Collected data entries
━━━

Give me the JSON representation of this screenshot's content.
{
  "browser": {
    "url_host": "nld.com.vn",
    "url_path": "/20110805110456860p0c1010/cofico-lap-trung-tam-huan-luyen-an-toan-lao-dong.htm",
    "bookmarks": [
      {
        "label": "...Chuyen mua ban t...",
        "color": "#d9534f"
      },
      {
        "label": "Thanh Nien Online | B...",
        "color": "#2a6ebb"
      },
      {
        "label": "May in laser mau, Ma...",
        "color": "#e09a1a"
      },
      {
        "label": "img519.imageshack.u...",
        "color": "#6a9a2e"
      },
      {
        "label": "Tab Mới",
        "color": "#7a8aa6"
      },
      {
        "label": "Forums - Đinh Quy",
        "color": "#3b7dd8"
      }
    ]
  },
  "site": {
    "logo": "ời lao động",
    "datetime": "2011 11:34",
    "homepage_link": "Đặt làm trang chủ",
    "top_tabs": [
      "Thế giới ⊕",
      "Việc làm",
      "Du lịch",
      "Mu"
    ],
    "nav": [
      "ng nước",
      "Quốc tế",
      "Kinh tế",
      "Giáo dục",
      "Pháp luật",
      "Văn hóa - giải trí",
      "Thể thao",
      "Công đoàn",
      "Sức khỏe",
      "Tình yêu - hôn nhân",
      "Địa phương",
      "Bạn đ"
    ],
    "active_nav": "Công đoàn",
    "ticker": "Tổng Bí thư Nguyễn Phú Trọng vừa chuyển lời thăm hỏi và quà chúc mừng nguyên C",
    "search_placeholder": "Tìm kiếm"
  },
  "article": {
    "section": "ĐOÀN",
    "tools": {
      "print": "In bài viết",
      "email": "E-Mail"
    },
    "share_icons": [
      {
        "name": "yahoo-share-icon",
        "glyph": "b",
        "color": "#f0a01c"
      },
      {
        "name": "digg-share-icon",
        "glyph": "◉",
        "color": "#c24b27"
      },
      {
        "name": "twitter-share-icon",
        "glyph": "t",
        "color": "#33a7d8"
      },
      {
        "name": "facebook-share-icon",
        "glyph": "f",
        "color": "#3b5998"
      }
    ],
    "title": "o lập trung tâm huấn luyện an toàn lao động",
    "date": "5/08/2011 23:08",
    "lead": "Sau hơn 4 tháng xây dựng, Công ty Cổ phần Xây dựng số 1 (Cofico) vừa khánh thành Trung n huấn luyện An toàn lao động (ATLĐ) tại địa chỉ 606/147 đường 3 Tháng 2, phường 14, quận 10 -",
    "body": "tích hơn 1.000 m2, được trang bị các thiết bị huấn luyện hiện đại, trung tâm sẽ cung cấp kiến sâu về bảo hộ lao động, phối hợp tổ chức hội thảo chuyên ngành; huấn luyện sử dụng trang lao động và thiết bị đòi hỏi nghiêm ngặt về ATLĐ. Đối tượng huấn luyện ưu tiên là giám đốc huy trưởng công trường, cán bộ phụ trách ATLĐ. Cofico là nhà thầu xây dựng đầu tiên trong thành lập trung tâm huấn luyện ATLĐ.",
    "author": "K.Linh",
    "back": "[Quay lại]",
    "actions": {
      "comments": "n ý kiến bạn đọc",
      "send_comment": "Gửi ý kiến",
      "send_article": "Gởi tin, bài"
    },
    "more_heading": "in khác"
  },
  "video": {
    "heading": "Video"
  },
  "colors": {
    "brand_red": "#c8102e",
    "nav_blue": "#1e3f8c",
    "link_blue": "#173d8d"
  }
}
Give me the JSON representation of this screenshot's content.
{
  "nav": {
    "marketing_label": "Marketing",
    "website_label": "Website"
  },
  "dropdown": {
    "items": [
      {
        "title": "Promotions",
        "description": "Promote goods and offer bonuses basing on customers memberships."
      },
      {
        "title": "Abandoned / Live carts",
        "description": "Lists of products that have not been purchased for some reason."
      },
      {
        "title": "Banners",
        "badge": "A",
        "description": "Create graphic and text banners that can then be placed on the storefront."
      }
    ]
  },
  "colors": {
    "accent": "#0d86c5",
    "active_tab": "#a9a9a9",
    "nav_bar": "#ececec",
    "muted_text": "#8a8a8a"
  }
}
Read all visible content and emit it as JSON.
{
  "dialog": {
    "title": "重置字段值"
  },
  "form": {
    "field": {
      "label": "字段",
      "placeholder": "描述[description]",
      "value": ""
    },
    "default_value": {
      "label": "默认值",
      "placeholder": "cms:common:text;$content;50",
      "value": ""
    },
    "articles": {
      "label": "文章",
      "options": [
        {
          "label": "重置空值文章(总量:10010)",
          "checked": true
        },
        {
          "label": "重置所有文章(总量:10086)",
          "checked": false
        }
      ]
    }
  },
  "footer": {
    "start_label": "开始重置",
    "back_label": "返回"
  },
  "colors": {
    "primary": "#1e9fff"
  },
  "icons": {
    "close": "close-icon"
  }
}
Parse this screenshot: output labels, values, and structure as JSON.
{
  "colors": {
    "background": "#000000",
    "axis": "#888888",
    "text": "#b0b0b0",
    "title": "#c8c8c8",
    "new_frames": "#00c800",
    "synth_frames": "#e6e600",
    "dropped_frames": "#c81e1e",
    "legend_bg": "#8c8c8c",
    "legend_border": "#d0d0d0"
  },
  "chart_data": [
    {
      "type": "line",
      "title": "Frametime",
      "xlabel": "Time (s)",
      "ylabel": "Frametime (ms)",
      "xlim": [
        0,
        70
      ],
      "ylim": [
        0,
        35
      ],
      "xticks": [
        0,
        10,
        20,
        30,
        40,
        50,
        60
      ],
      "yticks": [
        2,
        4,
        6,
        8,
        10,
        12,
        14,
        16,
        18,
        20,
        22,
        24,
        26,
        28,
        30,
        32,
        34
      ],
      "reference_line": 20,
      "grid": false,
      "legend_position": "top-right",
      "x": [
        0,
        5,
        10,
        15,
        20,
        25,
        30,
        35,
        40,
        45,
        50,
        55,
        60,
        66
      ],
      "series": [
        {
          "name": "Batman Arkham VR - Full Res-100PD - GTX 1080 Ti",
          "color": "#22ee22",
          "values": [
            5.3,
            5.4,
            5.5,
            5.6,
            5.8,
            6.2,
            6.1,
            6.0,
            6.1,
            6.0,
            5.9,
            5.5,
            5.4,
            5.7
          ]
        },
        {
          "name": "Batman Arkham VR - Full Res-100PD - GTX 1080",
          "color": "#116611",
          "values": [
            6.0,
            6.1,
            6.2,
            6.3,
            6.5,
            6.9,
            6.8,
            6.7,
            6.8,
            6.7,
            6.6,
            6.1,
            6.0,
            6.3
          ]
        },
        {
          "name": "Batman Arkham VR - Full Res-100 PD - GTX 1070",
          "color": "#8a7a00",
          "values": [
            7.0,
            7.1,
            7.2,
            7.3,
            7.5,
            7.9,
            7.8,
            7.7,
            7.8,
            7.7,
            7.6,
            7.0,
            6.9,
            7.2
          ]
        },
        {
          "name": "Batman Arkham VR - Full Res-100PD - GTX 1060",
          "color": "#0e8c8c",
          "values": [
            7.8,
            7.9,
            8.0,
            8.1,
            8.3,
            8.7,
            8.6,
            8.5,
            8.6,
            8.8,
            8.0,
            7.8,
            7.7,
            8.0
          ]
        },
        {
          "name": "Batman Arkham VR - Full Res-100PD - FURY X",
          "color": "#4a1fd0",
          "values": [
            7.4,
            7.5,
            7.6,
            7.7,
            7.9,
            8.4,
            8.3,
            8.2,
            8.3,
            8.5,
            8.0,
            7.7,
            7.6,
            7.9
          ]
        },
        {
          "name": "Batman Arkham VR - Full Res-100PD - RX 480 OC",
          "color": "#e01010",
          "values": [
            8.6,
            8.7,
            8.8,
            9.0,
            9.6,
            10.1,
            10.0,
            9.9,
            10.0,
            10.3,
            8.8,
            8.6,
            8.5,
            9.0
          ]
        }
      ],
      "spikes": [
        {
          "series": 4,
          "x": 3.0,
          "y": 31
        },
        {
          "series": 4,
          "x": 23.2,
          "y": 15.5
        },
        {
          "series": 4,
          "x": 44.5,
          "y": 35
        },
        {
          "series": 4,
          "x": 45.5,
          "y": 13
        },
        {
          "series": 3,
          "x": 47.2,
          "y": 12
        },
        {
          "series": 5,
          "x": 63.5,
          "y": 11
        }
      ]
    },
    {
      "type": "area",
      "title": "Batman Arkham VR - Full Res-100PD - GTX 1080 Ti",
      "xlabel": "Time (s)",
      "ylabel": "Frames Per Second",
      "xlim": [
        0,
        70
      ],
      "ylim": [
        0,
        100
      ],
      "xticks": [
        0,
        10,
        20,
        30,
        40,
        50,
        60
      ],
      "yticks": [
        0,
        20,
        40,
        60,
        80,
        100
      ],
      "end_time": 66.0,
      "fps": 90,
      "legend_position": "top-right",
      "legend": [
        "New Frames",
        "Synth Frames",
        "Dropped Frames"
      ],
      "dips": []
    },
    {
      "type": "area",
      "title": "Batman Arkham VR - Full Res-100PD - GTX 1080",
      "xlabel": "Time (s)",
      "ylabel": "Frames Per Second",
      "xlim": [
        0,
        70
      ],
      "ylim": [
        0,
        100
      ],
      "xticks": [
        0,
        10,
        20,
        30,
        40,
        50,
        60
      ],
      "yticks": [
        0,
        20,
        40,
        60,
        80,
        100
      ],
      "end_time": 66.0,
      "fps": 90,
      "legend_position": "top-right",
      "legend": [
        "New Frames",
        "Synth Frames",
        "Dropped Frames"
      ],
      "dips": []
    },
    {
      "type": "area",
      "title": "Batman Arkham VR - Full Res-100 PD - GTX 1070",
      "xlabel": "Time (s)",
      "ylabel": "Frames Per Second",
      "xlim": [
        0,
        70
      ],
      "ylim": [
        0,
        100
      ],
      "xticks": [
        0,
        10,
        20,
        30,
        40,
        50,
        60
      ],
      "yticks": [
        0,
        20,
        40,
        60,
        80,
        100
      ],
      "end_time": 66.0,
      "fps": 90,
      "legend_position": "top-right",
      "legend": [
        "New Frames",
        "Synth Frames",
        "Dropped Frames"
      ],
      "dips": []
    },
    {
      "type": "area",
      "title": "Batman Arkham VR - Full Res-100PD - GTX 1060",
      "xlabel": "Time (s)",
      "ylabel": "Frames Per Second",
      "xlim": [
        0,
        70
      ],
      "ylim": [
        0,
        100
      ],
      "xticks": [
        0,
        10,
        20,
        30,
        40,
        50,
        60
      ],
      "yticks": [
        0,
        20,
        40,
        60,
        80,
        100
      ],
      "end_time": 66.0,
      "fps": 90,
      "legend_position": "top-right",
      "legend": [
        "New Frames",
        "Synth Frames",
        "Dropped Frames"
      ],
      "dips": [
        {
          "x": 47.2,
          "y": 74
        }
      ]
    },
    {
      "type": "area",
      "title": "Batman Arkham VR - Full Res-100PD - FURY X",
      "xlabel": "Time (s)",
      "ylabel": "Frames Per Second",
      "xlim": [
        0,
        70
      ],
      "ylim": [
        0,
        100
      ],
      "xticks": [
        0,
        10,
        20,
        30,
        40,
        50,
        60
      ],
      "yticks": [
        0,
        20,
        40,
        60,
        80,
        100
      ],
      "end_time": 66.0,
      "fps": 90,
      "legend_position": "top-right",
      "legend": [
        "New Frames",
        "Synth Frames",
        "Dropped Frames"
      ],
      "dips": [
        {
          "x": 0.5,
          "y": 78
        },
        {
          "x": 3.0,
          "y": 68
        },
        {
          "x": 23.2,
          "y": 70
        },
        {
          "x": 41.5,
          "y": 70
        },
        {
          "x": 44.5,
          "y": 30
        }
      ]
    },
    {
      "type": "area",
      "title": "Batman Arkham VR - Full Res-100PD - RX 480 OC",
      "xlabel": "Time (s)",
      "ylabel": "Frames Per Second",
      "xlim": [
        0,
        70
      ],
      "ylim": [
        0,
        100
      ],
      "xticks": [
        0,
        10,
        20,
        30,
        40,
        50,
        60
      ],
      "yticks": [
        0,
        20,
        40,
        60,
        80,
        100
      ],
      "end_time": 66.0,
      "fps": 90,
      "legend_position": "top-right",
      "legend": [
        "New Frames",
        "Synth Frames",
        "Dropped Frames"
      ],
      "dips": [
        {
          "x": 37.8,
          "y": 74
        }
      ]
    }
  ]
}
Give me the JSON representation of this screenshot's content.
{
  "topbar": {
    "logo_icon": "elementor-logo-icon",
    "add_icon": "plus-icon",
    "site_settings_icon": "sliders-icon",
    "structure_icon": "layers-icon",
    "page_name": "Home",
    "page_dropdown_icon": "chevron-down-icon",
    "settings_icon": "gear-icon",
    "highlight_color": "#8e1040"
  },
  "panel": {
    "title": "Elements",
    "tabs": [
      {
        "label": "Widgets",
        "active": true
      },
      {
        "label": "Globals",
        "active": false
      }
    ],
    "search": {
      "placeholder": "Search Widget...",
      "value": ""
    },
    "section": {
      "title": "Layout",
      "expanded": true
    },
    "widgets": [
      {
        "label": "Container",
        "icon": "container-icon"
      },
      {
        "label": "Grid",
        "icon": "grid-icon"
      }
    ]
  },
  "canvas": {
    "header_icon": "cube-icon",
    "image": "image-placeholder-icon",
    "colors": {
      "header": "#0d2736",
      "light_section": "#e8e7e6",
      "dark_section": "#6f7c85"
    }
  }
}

━━━

Set problem: Only the number is wanted: how many lines in the data include the word "false"?

Full response: 3